Return each line containing the string "every".

Collected data
※

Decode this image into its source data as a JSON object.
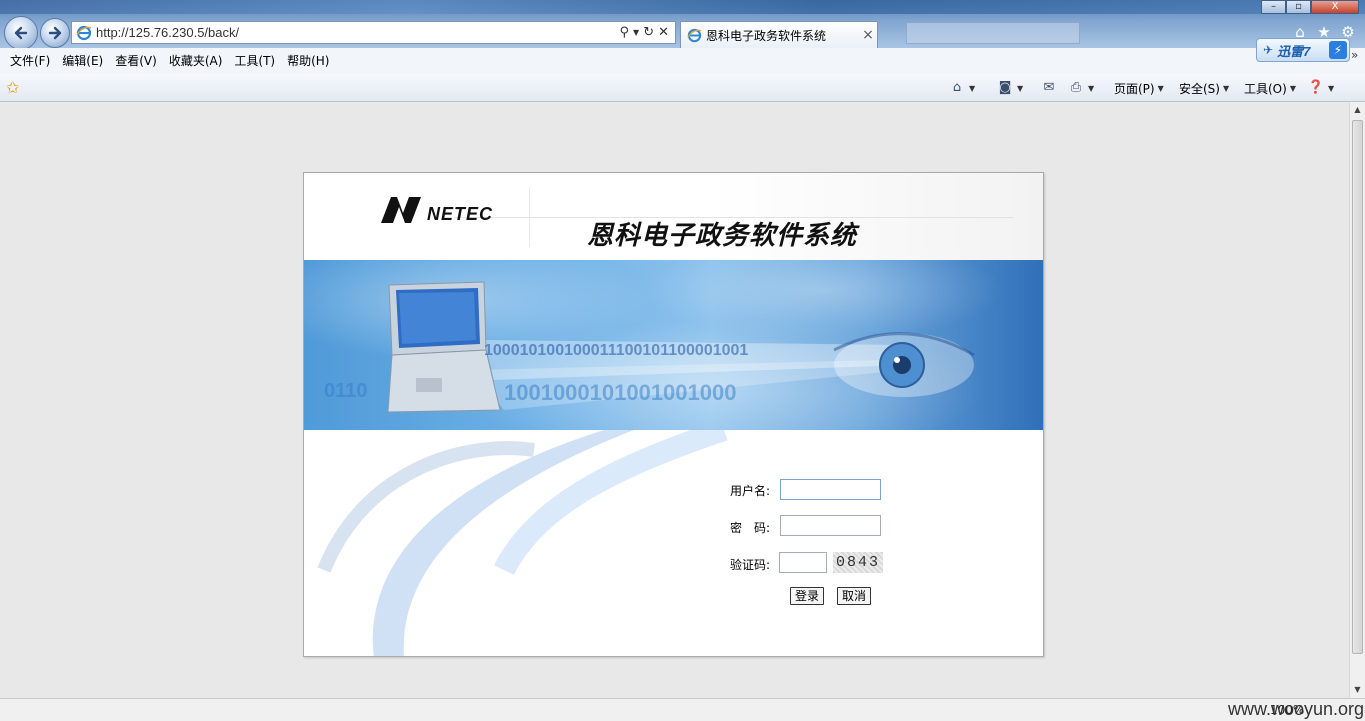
{
  "browser": {
    "url": "http://125.76.230.5/back/",
    "active_tab_title": "恩科电子政务软件系统",
    "tab_close": "×",
    "xunlei_label": "迅雷7",
    "menu": [
      "文件(F)",
      "编辑(E)",
      "查看(V)",
      "收藏夹(A)",
      "工具(T)",
      "帮助(H)"
    ],
    "menu_more": "»",
    "cmdbar": {
      "page_label": "页面(P)",
      "safety_label": "安全(S)",
      "tools_label": "工具(O)"
    },
    "window_controls": {
      "minimize": "–",
      "maximize": "▫",
      "close": "X"
    },
    "status": {
      "zoom": "100%"
    }
  },
  "page": {
    "logo_text": "NETEC",
    "system_title": "恩科电子政务软件系统",
    "banner_binary_1": "100010100100011100101100001001",
    "banner_binary_2": "1001000101001001000",
    "banner_binary_3": "0110",
    "form": {
      "username_label": "用户名:",
      "password_label": "密　码:",
      "captcha_label": "验证码:",
      "username_value": "",
      "password_value": "",
      "captcha_value": "",
      "captcha_code": "0843",
      "login_button": "登录",
      "cancel_button": "取消"
    }
  },
  "watermark": "www.wooyun.org",
  "colors": {
    "chrome_blue": "#7fa4cf",
    "banner_blue": "#4f9ad8",
    "page_bg": "#e8e8e8"
  }
}
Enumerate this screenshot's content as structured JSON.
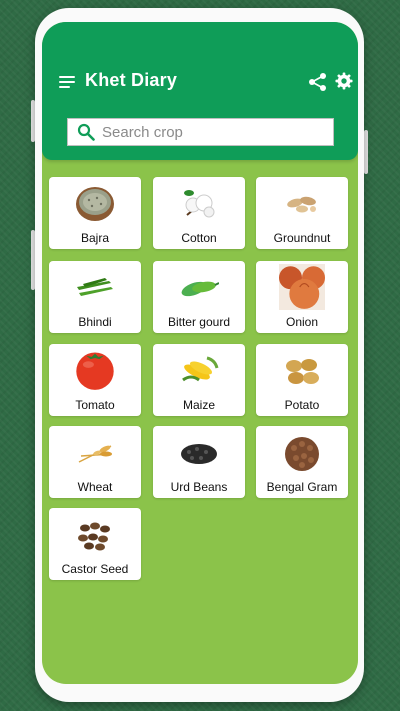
{
  "app": {
    "title": "Khet Diary"
  },
  "search": {
    "placeholder": "Search crop",
    "value": ""
  },
  "icons": {
    "menu": "menu-icon",
    "share": "share-icon",
    "settings": "gear-icon",
    "search": "search-icon"
  },
  "colors": {
    "appbar": "#0f9d58",
    "screen_bg": "#8bc34a",
    "card_bg": "#ffffff",
    "backdrop": "#2f6b45"
  },
  "crops": [
    {
      "label": "Bajra",
      "icon": "bajra-icon"
    },
    {
      "label": "Cotton",
      "icon": "cotton-icon"
    },
    {
      "label": "Groundnut",
      "icon": "groundnut-icon"
    },
    {
      "label": "Bhindi",
      "icon": "bhindi-icon"
    },
    {
      "label": "Bitter gourd",
      "icon": "bitter-gourd-icon"
    },
    {
      "label": "Onion",
      "icon": "onion-icon"
    },
    {
      "label": "Tomato",
      "icon": "tomato-icon"
    },
    {
      "label": "Maize",
      "icon": "maize-icon"
    },
    {
      "label": "Potato",
      "icon": "potato-icon"
    },
    {
      "label": "Wheat",
      "icon": "wheat-icon"
    },
    {
      "label": "Urd Beans",
      "icon": "urd-beans-icon"
    },
    {
      "label": "Bengal Gram",
      "icon": "bengal-gram-icon"
    },
    {
      "label": "Castor Seed",
      "icon": "castor-seed-icon"
    }
  ]
}
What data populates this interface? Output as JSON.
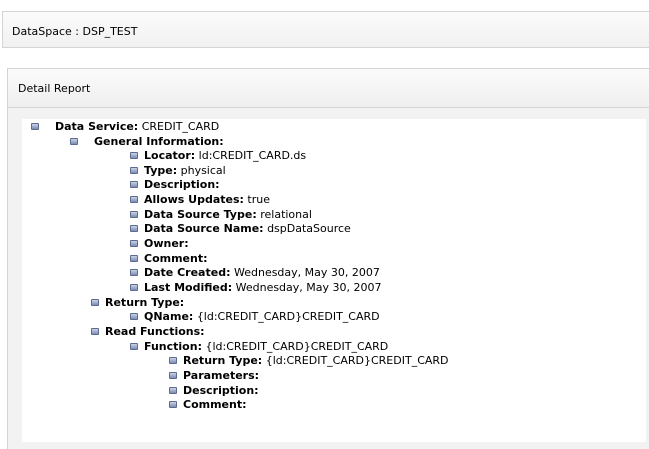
{
  "dataspace": {
    "title": "DataSpace : DSP_TEST"
  },
  "report": {
    "title": "Detail Report",
    "tree": [
      {
        "label": "Data Service:",
        "value": "CREDIT_CARD"
      },
      {
        "label": "General Information:",
        "value": ""
      },
      {
        "label": "Locator:",
        "value": "ld:CREDIT_CARD.ds"
      },
      {
        "label": "Type:",
        "value": "physical"
      },
      {
        "label": "Description:",
        "value": ""
      },
      {
        "label": "Allows Updates:",
        "value": "true"
      },
      {
        "label": "Data Source Type:",
        "value": "relational"
      },
      {
        "label": "Data Source Name:",
        "value": "dspDataSource"
      },
      {
        "label": "Owner:",
        "value": ""
      },
      {
        "label": "Comment:",
        "value": ""
      },
      {
        "label": "Date Created:",
        "value": "Wednesday, May 30, 2007"
      },
      {
        "label": "Last Modified:",
        "value": "Wednesday, May 30, 2007"
      },
      {
        "label": "Return Type:",
        "value": ""
      },
      {
        "label": "QName:",
        "value": "{ld:CREDIT_CARD}CREDIT_CARD"
      },
      {
        "label": "Read Functions:",
        "value": ""
      },
      {
        "label": "Function:",
        "value": "{ld:CREDIT_CARD}CREDIT_CARD"
      },
      {
        "label": "Return Type:",
        "value": "{ld:CREDIT_CARD}CREDIT_CARD"
      },
      {
        "label": "Parameters:",
        "value": ""
      },
      {
        "label": "Description:",
        "value": ""
      },
      {
        "label": "Comment:",
        "value": ""
      }
    ]
  }
}
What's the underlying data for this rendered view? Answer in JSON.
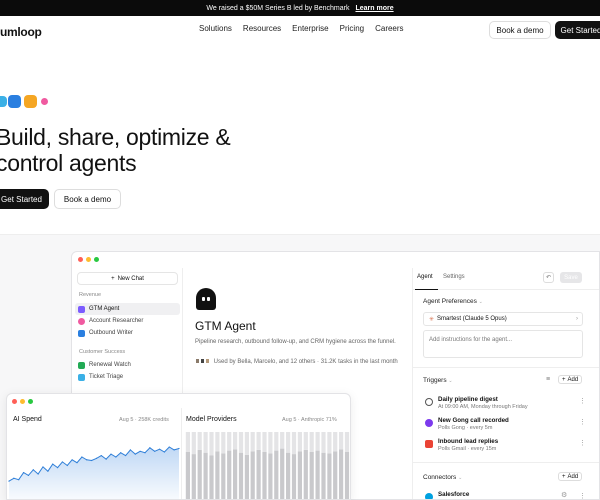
{
  "announcement": {
    "text": "We raised a $50M Series B led by Benchmark",
    "link": "Learn more"
  },
  "nav": {
    "logo": "umloop",
    "menu": [
      "Solutions",
      "Resources",
      "Enterprise",
      "Pricing",
      "Careers"
    ],
    "book_demo": "Book a demo",
    "get_started": "Get Started"
  },
  "hero": {
    "title_line1": "Build, share, optimize &",
    "title_line2": "control agents",
    "get_started": "Get Started",
    "book_demo": "Book a demo",
    "squares": [
      "#3bb0e6",
      "#2a7fe0",
      "#f5a623",
      "#f05aa0"
    ]
  },
  "app": {
    "sidebar": {
      "new_chat": "New Chat",
      "groups": [
        {
          "label": "Revenue",
          "items": [
            {
              "label": "GTM Agent",
              "color": "#7c5cff",
              "active": true
            },
            {
              "label": "Account Researcher",
              "color": "#f05aa0",
              "active": false
            },
            {
              "label": "Outbound Writer",
              "color": "#2a7fe0",
              "active": false
            }
          ]
        },
        {
          "label": "Customer Success",
          "items": [
            {
              "label": "Renewal Watch",
              "color": "#22aa55",
              "active": false
            },
            {
              "label": "Ticket Triage",
              "color": "#3bb0e6",
              "active": false
            }
          ]
        }
      ]
    },
    "agent": {
      "title": "GTM Agent",
      "description": "Pipeline research, outbound follow-up, and CRM hygiene across the funnel.",
      "usage": "Used by Bella, Marcelo, and 12 others · 31.2K tasks in the last month"
    },
    "panel": {
      "tab_agent": "Agent",
      "tab_settings": "Settings",
      "save": "Save",
      "prefs_title": "Agent Preferences",
      "model": "Smartest (Claude 5 Opus)",
      "instructions_placeholder": "Add instructions for the agent...",
      "triggers_title": "Triggers",
      "add": "Add",
      "triggers": [
        {
          "name": "Daily pipeline digest",
          "sub": "At 09:00 AM, Monday through Friday",
          "color": "#555555"
        },
        {
          "name": "New Gong call recorded",
          "sub": "Polls Gong · every 5m",
          "color": "#7c3aed"
        },
        {
          "name": "Inbound lead replies",
          "sub": "Polls Gmail · every 15m",
          "color": "#ea4335"
        }
      ],
      "connectors_title": "Connectors",
      "connectors": [
        {
          "name": "Salesforce",
          "color": "#00a1e0"
        }
      ]
    }
  },
  "charts": {
    "ai_spend": {
      "title": "AI Spend",
      "meta": "Aug 5 · 258K credits"
    },
    "model_providers": {
      "title": "Model Providers",
      "meta": "Aug 5 · Anthropic 71%"
    }
  },
  "chart_data": [
    {
      "type": "area",
      "title": "AI Spend",
      "x": [
        1,
        2,
        3,
        4,
        5,
        6,
        7,
        8,
        9,
        10,
        11,
        12,
        13,
        14,
        15,
        16,
        17,
        18,
        19,
        20,
        21,
        22,
        23,
        24,
        25,
        26,
        27,
        28,
        29,
        30,
        31,
        32,
        33,
        34,
        35,
        36
      ],
      "values": [
        28,
        32,
        30,
        40,
        36,
        44,
        38,
        48,
        42,
        52,
        47,
        55,
        50,
        58,
        54,
        62,
        58,
        57,
        60,
        64,
        59,
        66,
        62,
        68,
        64,
        72,
        66,
        70,
        68,
        75,
        70,
        73,
        69,
        76,
        72,
        74
      ],
      "ylim": [
        0,
        100
      ]
    },
    {
      "type": "bar",
      "title": "Model Providers",
      "x": [
        1,
        2,
        3,
        4,
        5,
        6,
        7,
        8,
        9,
        10,
        11,
        12,
        13,
        14,
        15,
        16,
        17,
        18,
        19,
        20,
        21,
        22,
        23,
        24,
        25,
        26,
        27,
        28
      ],
      "series": [
        {
          "values": [
            0.71,
            0.68,
            0.74,
            0.7,
            0.66,
            0.72,
            0.69,
            0.73,
            0.75,
            0.7,
            0.67,
            0.72,
            0.74,
            0.71,
            0.69,
            0.73,
            0.76,
            0.7,
            0.68,
            0.72,
            0.74,
            0.71,
            0.73,
            0.7,
            0.69,
            0.72,
            0.75,
            0.71
          ]
        },
        {
          "values": [
            0.29,
            0.32,
            0.26,
            0.3,
            0.34,
            0.28,
            0.31,
            0.27,
            0.25,
            0.3,
            0.33,
            0.28,
            0.26,
            0.29,
            0.31,
            0.27,
            0.24,
            0.3,
            0.32,
            0.28,
            0.26,
            0.29,
            0.27,
            0.3,
            0.31,
            0.28,
            0.25,
            0.29
          ]
        }
      ],
      "ylim": [
        0,
        1
      ]
    }
  ]
}
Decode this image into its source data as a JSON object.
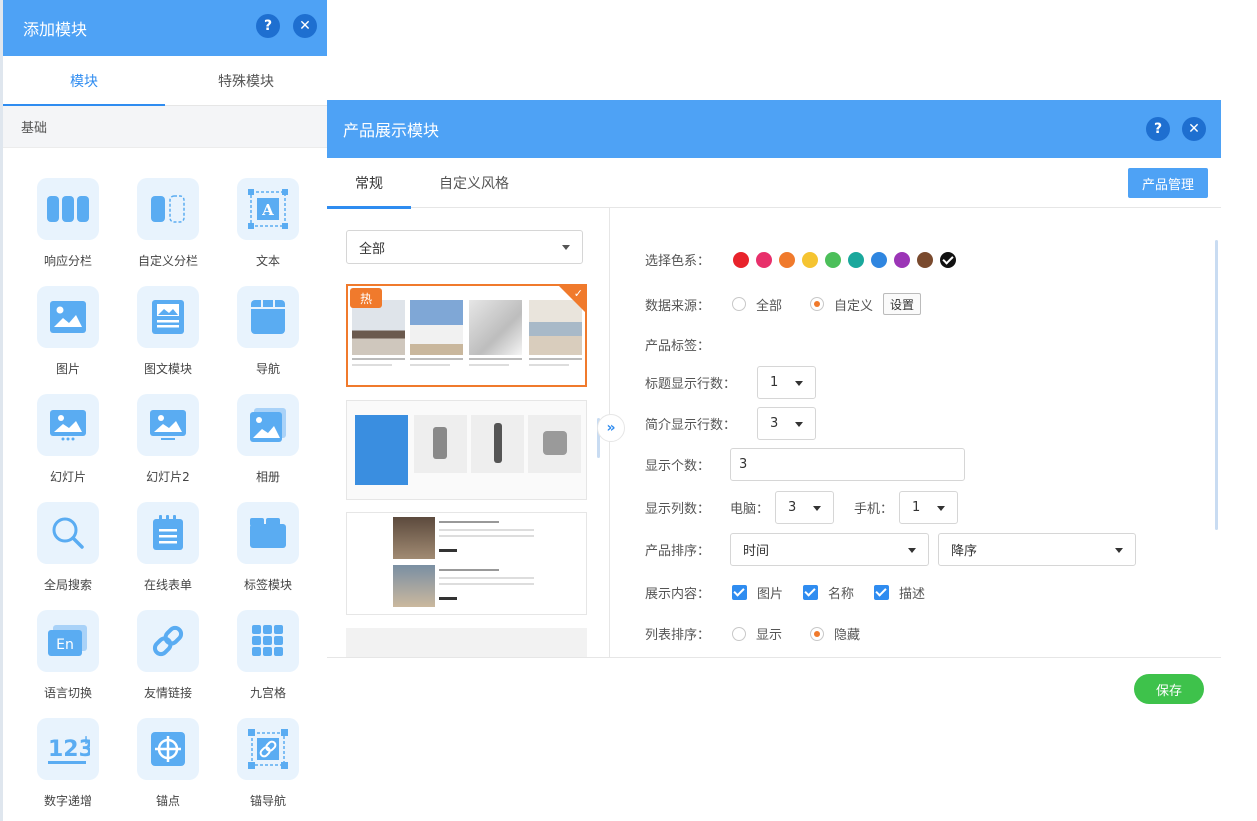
{
  "left_panel": {
    "title": "添加模块",
    "tabs": [
      {
        "label": "模块",
        "active": true
      },
      {
        "label": "特殊模块",
        "active": false
      }
    ],
    "group_label": "基础",
    "modules": [
      {
        "label": "响应分栏",
        "icon": "columns-icon"
      },
      {
        "label": "自定义分栏",
        "icon": "custom-columns-icon"
      },
      {
        "label": "文本",
        "icon": "text-icon"
      },
      {
        "label": "图片",
        "icon": "image-icon"
      },
      {
        "label": "图文模块",
        "icon": "image-text-icon"
      },
      {
        "label": "导航",
        "icon": "navigation-icon"
      },
      {
        "label": "幻灯片",
        "icon": "slideshow-icon"
      },
      {
        "label": "幻灯片2",
        "icon": "slideshow2-icon"
      },
      {
        "label": "相册",
        "icon": "album-icon"
      },
      {
        "label": "全局搜索",
        "icon": "search-icon"
      },
      {
        "label": "在线表单",
        "icon": "form-icon"
      },
      {
        "label": "标签模块",
        "icon": "tabs-icon"
      },
      {
        "label": "语言切换",
        "icon": "language-icon"
      },
      {
        "label": "友情链接",
        "icon": "link-icon"
      },
      {
        "label": "九宫格",
        "icon": "grid-icon"
      },
      {
        "label": "数字递增",
        "icon": "counter-icon"
      },
      {
        "label": "锚点",
        "icon": "anchor-icon"
      },
      {
        "label": "锚导航",
        "icon": "anchor-nav-icon"
      }
    ]
  },
  "dialog": {
    "title": "产品展示模块",
    "tabs": [
      {
        "label": "常规",
        "active": true
      },
      {
        "label": "自定义风格",
        "active": false
      }
    ],
    "manage_button": "产品管理",
    "category_select": "全部",
    "hot_badge": "热",
    "settings": {
      "color_label": "选择色系：",
      "colors": [
        "#e8232b",
        "#e8306b",
        "#f07a2c",
        "#f5c431",
        "#4cbf5a",
        "#1aa89c",
        "#2f86e0",
        "#9b35b6",
        "#7a4a2e",
        "#111111"
      ],
      "selected_color_index": 9,
      "source_label": "数据来源：",
      "source_options": [
        "全部",
        "自定义"
      ],
      "source_selected": "自定义",
      "source_settings_button": "设置",
      "tag_label": "产品标签：",
      "title_lines_label": "标题显示行数：",
      "title_lines_value": "1",
      "intro_lines_label": "简介显示行数：",
      "intro_lines_value": "3",
      "count_label": "显示个数：",
      "count_value": "3",
      "columns_label": "显示列数：",
      "pc_label": "电脑：",
      "pc_value": "3",
      "mobile_label": "手机：",
      "mobile_value": "1",
      "sort_label": "产品排序：",
      "sort_field": "时间",
      "sort_order": "降序",
      "content_label": "展示内容：",
      "content_options": [
        "图片",
        "名称",
        "描述"
      ],
      "list_sort_label": "列表排序：",
      "list_sort_options": [
        "显示",
        "隐藏"
      ],
      "list_sort_selected": "隐藏"
    },
    "save_button": "保存"
  }
}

※

• Full response:
          "sub": "Polls Gong · every 5m",
          "sub": "Polls Gmail · every 15m",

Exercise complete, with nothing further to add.